Records supplied
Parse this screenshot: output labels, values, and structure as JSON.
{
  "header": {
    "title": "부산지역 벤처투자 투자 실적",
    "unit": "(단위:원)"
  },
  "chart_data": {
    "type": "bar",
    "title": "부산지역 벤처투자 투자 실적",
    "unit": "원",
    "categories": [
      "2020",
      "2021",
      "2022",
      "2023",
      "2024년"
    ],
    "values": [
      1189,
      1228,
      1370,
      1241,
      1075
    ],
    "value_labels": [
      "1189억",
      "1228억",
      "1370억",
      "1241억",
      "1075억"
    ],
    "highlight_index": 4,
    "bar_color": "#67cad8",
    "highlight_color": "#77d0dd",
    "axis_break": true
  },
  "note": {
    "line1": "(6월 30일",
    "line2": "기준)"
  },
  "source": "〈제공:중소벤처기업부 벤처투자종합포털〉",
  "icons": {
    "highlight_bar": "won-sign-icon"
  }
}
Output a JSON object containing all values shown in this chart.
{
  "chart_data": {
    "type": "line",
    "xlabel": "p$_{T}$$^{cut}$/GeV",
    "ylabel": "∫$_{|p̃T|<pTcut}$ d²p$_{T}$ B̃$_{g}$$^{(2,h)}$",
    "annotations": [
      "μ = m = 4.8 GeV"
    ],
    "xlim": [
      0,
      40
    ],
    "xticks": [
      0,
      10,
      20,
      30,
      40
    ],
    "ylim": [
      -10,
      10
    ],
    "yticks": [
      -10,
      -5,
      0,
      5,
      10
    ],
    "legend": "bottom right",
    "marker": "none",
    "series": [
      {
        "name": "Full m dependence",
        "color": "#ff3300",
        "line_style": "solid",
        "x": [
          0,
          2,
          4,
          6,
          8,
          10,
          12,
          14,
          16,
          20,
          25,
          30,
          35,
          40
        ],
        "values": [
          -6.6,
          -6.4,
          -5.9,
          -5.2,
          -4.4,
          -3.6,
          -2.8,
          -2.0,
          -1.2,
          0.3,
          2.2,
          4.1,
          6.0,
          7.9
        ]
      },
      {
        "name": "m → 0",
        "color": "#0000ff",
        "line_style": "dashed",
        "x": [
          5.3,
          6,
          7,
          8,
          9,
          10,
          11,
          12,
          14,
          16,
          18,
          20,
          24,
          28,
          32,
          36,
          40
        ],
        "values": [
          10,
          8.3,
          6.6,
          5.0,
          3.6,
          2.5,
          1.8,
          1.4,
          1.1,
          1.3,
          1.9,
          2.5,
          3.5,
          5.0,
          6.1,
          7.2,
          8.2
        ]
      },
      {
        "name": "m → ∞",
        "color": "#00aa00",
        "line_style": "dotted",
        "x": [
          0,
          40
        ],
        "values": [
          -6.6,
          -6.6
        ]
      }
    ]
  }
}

What is expected
A number is the only answer here: how many lines of the material above contain "this"?

Output of the exercise
2